## Given exercise
From the records below, extract all the text exactly and leave the images behind.

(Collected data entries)
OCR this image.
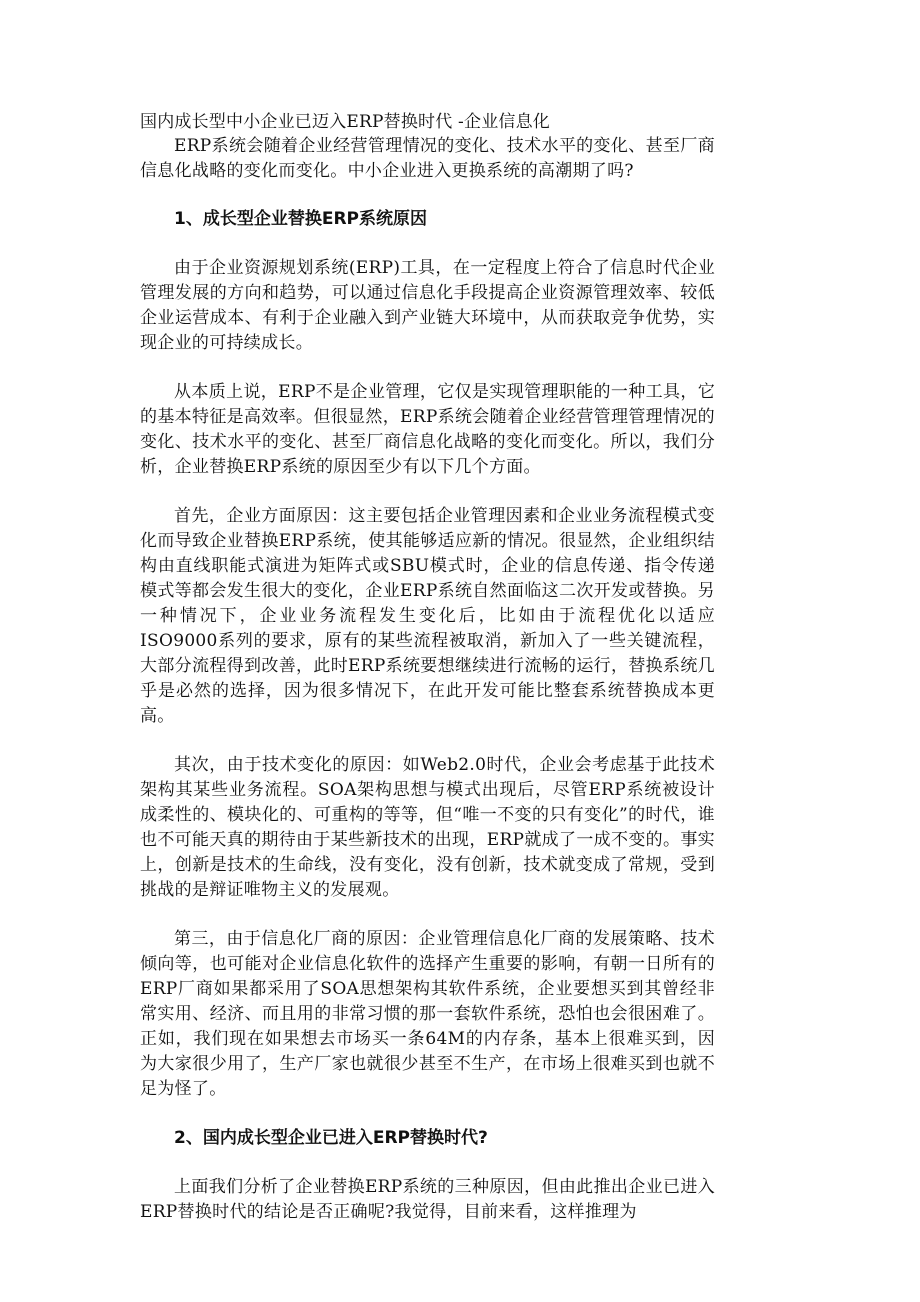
国内成长型中小企业已迈入ERP替换时代 -企业信息化

ERP系统会随着企业经营管理情况的变化、技术水平的变化、甚至厂商信息化战略的变化而变化。中小企业进入更换系统的高潮期了吗?

1、成长型企业替换ERP系统原因

由于企业资源规划系统(ERP)工具，在一定程度上符合了信息时代企业管理发展的方向和趋势，可以通过信息化手段提高企业资源管理效率、较低企业运营成本、有利于企业融入到产业链大环境中，从而获取竞争优势，实现企业的可持续成长。

从本质上说，ERP不是企业管理，它仅是实现管理职能的一种工具，它的基本特征是高效率。但很显然，ERP系统会随着企业经营管理管理情况的变化、技术水平的变化、甚至厂商信息化战略的变化而变化。所以，我们分析，企业替换ERP系统的原因至少有以下几个方面。

首先，企业方面原因：这主要包括企业管理因素和企业业务流程模式变化而导致企业替换ERP系统，使其能够适应新的情况。很显然，企业组织结构由直线职能式演进为矩阵式或SBU模式时，企业的信息传递、指令传递模式等都会发生很大的变化，企业ERP系统自然面临这二次开发或替换。另一种情况下，企业业务流程发生变化后，比如由于流程优化以适应ISO9000系列的要求，原有的某些流程被取消，新加入了一些关键流程，大部分流程得到改善，此时ERP系统要想继续进行流畅的运行，替换系统几乎是必然的选择，因为很多情况下，在此开发可能比整套系统替换成本更高。

其次，由于技术变化的原因：如Web2.0时代，企业会考虑基于此技术架构其某些业务流程。SOA架构思想与模式出现后，尽管ERP系统被设计成柔性的、模块化的、可重构的等等，但“唯一不变的只有变化”的时代，谁也不可能天真的期待由于某些新技术的出现，ERP就成了一成不变的。事实上，创新是技术的生命线，没有变化，没有创新，技术就变成了常规，受到挑战的是辩证唯物主义的发展观。

第三，由于信息化厂商的原因：企业管理信息化厂商的发展策略、技术倾向等，也可能对企业信息化软件的选择产生重要的影响，有朝一日所有的ERP厂商如果都采用了SOA思想架构其软件系统，企业要想买到其曾经非常实用、经济、而且用的非常习惯的那一套软件系统，恐怕也会很困难了。正如，我们现在如果想去市场买一条64M的内存条，基本上很难买到，因为大家很少用了，生产厂家也就很少甚至不生产，在市场上很难买到也就不足为怪了。

2、国内成长型企业已进入ERP替换时代?

上面我们分析了企业替换ERP系统的三种原因，但由此推出企业已进入ERP替换时代的结论是否正确呢?我觉得，目前来看，这样推理为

## Output below
OCR this image.
国内成长型中小企业已迈入ERP替换时代 -企业信息化

ERP系统会随着企业经营管理情况的变化、技术水平的变化、甚至厂商信息化战略的变化而变化。中小企业进入更换系统的高潮期了吗?

1、成长型企业替换ERP系统原因

由于企业资源规划系统(ERP)工具，在一定程度上符合了信息时代企业管理发展的方向和趋势，可以通过信息化手段提高企业资源管理效率、较低企业运营成本、有利于企业融入到产业链大环境中，从而获取竞争优势，实现企业的可持续成长。

从本质上说，ERP不是企业管理，它仅是实现管理职能的一种工具，它的基本特征是高效率。但很显然，ERP系统会随着企业经营管理管理情况的变化、技术水平的变化、甚至厂商信息化战略的变化而变化。所以，我们分析，企业替换ERP系统的原因至少有以下几个方面。

首先，企业方面原因：这主要包括企业管理因素和企业业务流程模式变化而导致企业替换ERP系统，使其能够适应新的情况。很显然，企业组织结构由直线职能式演进为矩阵式或SBU模式时，企业的信息传递、指令传递模式等都会发生很大的变化，企业ERP系统自然面临这二次开发或替换。另一种情况下，企业业务流程发生变化后，比如由于流程优化以适应ISO9000系列的要求，原有的某些流程被取消，新加入了一些关键流程，大部分流程得到改善，此时ERP系统要想继续进行流畅的运行，替换系统几乎是必然的选择，因为很多情况下，在此开发可能比整套系统替换成本更高。

其次，由于技术变化的原因：如Web2.0时代，企业会考虑基于此技术架构其某些业务流程。SOA架构思想与模式出现后，尽管ERP系统被设计成柔性的、模块化的、可重构的等等，但“唯一不变的只有变化”的时代，谁也不可能天真的期待由于某些新技术的出现，ERP就成了一成不变的。事实上，创新是技术的生命线，没有变化，没有创新，技术就变成了常规，受到挑战的是辩证唯物主义的发展观。

第三，由于信息化厂商的原因：企业管理信息化厂商的发展策略、技术倾向等，也可能对企业信息化软件的选择产生重要的影响，有朝一日所有的ERP厂商如果都采用了SOA思想架构其软件系统，企业要想买到其曾经非常实用、经济、而且用的非常习惯的那一套软件系统，恐怕也会很困难了。正如，我们现在如果想去市场买一条64M的内存条，基本上很难买到，因为大家很少用了，生产厂家也就很少甚至不生产，在市场上很难买到也就不足为怪了。

2、国内成长型企业已进入ERP替换时代?

上面我们分析了企业替换ERP系统的三种原因，但由此推出企业已进入ERP替换时代的结论是否正确呢?我觉得，目前来看，这样推理为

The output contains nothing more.